Leave out the pictures and copy the remaining records exactly.

[Stored entries]
((

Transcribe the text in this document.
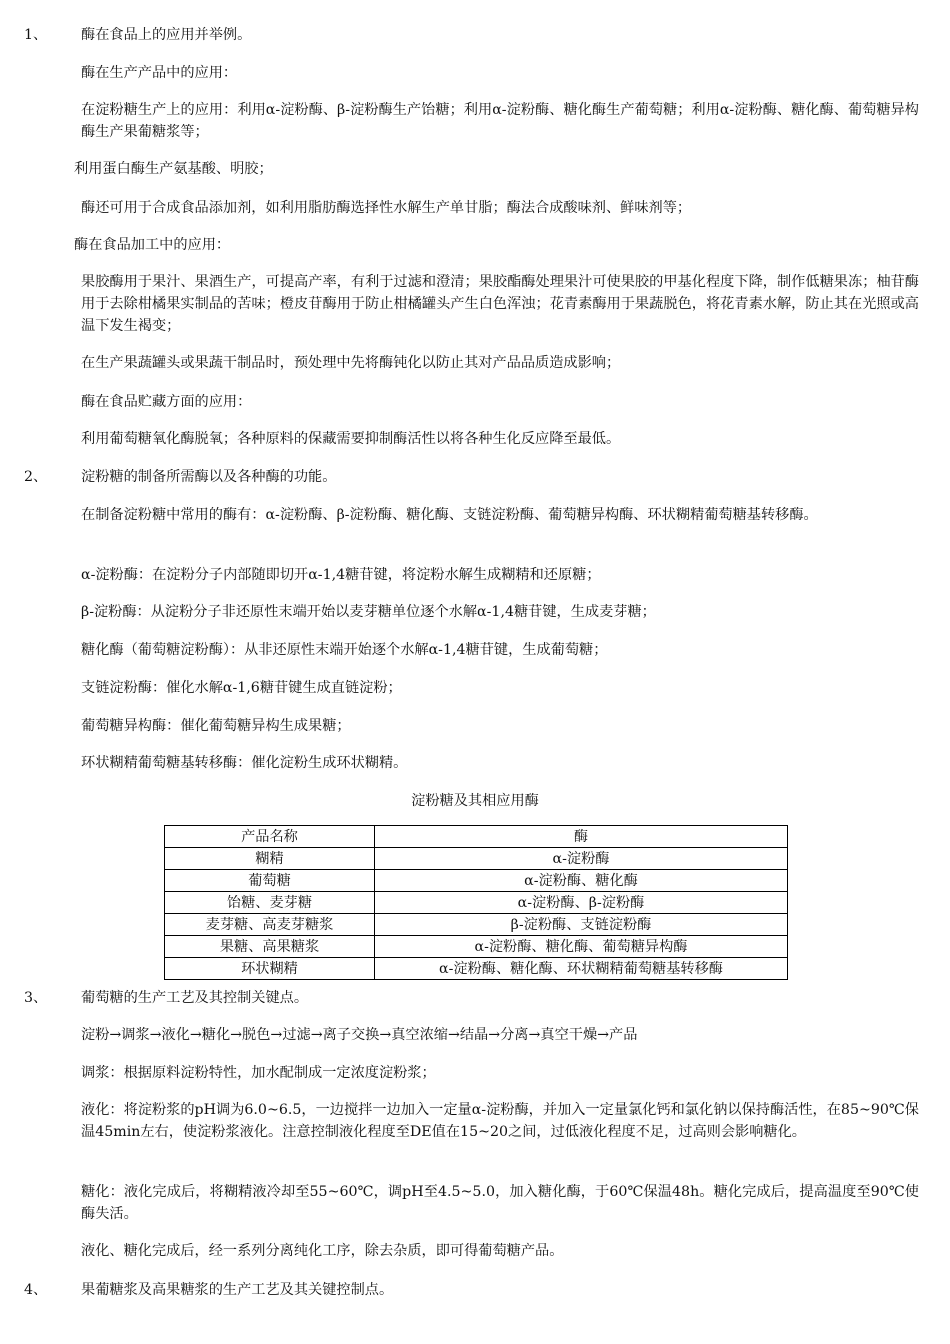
1、 酶在食品上的应用并举例。

酶在生产产品中的应用：

在淀粉糖生产上的应用：利用α-淀粉酶、β-淀粉酶生产饴糖；利用α-淀粉酶、糖化酶生产葡萄糖；利用α-淀粉酶、糖化酶、葡萄糖异构酶生产果葡糖浆等；

利用蛋白酶生产氨基酸、明胶；

酶还可用于合成食品添加剂，如利用脂肪酶选择性水解生产单甘脂；酶法合成酸味剂、鲜味剂等；

酶在食品加工中的应用：

果胶酶用于果汁、果酒生产，可提高产率，有利于过滤和澄清；果胶酯酶处理果汁可使果胶的甲基化程度下降，制作低糖果冻；柚苷酶用于去除柑橘果实制品的苦味；橙皮苷酶用于防止柑橘罐头产生白色浑浊；花青素酶用于果蔬脱色，将花青素水解，防止其在光照或高温下发生褐变；

在生产果蔬罐头或果蔬干制品时，预处理中先将酶钝化以防止其对产品品质造成影响；

酶在食品贮藏方面的应用：

利用葡萄糖氧化酶脱氧；各种原料的保藏需要抑制酶活性以将各种生化反应降至最低。

2、 淀粉糖的制备所需酶以及各种酶的功能。

在制备淀粉糖中常用的酶有：α-淀粉酶、β-淀粉酶、糖化酶、支链淀粉酶、葡萄糖异构酶、环状糊精葡萄糖基转移酶。

α-淀粉酶：在淀粉分子内部随即切开α-1,4糖苷键，将淀粉水解生成糊精和还原糖；

β-淀粉酶：从淀粉分子非还原性末端开始以麦芽糖单位逐个水解α-1,4糖苷键，生成麦芽糖；

糖化酶（葡萄糖淀粉酶）：从非还原性末端开始逐个水解α-1,4糖苷键，生成葡萄糖；

支链淀粉酶：催化水解α-1,6糖苷键生成直链淀粉；

葡萄糖异构酶：催化葡萄糖异构生成果糖；

环状糊精葡萄糖基转移酶：催化淀粉生成环状糊精。

淀粉糖及其相应用酶

产品名称	酶
糊精	α-淀粉酶
葡萄糖	α-淀粉酶、糖化酶
饴糖、麦芽糖	α-淀粉酶、β-淀粉酶
麦芽糖、高麦芽糖浆	β-淀粉酶、支链淀粉酶
果糖、高果糖浆	α-淀粉酶、糖化酶、葡萄糖异构酶
环状糊精	α-淀粉酶、糖化酶、环状糊精葡萄糖基转移酶

3、 葡萄糖的生产工艺及其控制关键点。

淀粉→调浆→液化→糖化→脱色→过滤→离子交换→真空浓缩→结晶→分离→真空干燥→产品

调浆：根据原料淀粉特性，加水配制成一定浓度淀粉浆；

液化：将淀粉浆的pH调为6.0~6.5，一边搅拌一边加入一定量α-淀粉酶，并加入一定量氯化钙和氯化钠以保持酶活性，在85~90℃保温45min左右，使淀粉浆液化。注意控制液化程度至DE值在15~20之间，过低液化程度不足，过高则会影响糖化。

糖化：液化完成后，将糊精液冷却至55~60℃，调pH至4.5~5.0，加入糖化酶，于60℃保温48h。糖化完成后，提高温度至90℃使酶失活。

液化、糖化完成后，经一系列分离纯化工序，除去杂质，即可得葡萄糖产品。

4、 果葡糖浆及高果糖浆的生产工艺及其关键控制点。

))

Problem solution:
Transcribe the text in this document.
1、 酶在食品上的应用并举例。

酶在生产产品中的应用：

在淀粉糖生产上的应用：利用α-淀粉酶、β-淀粉酶生产饴糖；利用α-淀粉酶、糖化酶生产葡萄糖；利用α-淀粉酶、糖化酶、葡萄糖异构酶生产果葡糖浆等；

利用蛋白酶生产氨基酸、明胶；

酶还可用于合成食品添加剂，如利用脂肪酶选择性水解生产单甘脂；酶法合成酸味剂、鲜味剂等；

酶在食品加工中的应用：

果胶酶用于果汁、果酒生产，可提高产率，有利于过滤和澄清；果胶酯酶处理果汁可使果胶的甲基化程度下降，制作低糖果冻；柚苷酶用于去除柑橘果实制品的苦味；橙皮苷酶用于防止柑橘罐头产生白色浑浊；花青素酶用于果蔬脱色，将花青素水解，防止其在光照或高温下发生褐变；

在生产果蔬罐头或果蔬干制品时，预处理中先将酶钝化以防止其对产品品质造成影响；

酶在食品贮藏方面的应用：

利用葡萄糖氧化酶脱氧；各种原料的保藏需要抑制酶活性以将各种生化反应降至最低。

2、 淀粉糖的制备所需酶以及各种酶的功能。

在制备淀粉糖中常用的酶有：α-淀粉酶、β-淀粉酶、糖化酶、支链淀粉酶、葡萄糖异构酶、环状糊精葡萄糖基转移酶。

α-淀粉酶：在淀粉分子内部随即切开α-1,4糖苷键，将淀粉水解生成糊精和还原糖；

β-淀粉酶：从淀粉分子非还原性末端开始以麦芽糖单位逐个水解α-1,4糖苷键，生成麦芽糖；

糖化酶（葡萄糖淀粉酶）：从非还原性末端开始逐个水解α-1,4糖苷键，生成葡萄糖；

支链淀粉酶：催化水解α-1,6糖苷键生成直链淀粉；

葡萄糖异构酶：催化葡萄糖异构生成果糖；

环状糊精葡萄糖基转移酶：催化淀粉生成环状糊精。

淀粉糖及其相应用酶

产品名称	酶
糊精	α-淀粉酶
葡萄糖	α-淀粉酶、糖化酶
饴糖、麦芽糖	α-淀粉酶、β-淀粉酶
麦芽糖、高麦芽糖浆	β-淀粉酶、支链淀粉酶
果糖、高果糖浆	α-淀粉酶、糖化酶、葡萄糖异构酶
环状糊精	α-淀粉酶、糖化酶、环状糊精葡萄糖基转移酶

3、 葡萄糖的生产工艺及其控制关键点。

淀粉→调浆→液化→糖化→脱色→过滤→离子交换→真空浓缩→结晶→分离→真空干燥→产品

调浆：根据原料淀粉特性，加水配制成一定浓度淀粉浆；

液化：将淀粉浆的pH调为6.0~6.5，一边搅拌一边加入一定量α-淀粉酶，并加入一定量氯化钙和氯化钠以保持酶活性，在85~90℃保温45min左右，使淀粉浆液化。注意控制液化程度至DE值在15~20之间，过低液化程度不足，过高则会影响糖化。

糖化：液化完成后，将糊精液冷却至55~60℃，调pH至4.5~5.0，加入糖化酶，于60℃保温48h。糖化完成后，提高温度至90℃使酶失活。

液化、糖化完成后，经一系列分离纯化工序，除去杂质，即可得葡萄糖产品。

4、 果葡糖浆及高果糖浆的生产工艺及其关键控制点。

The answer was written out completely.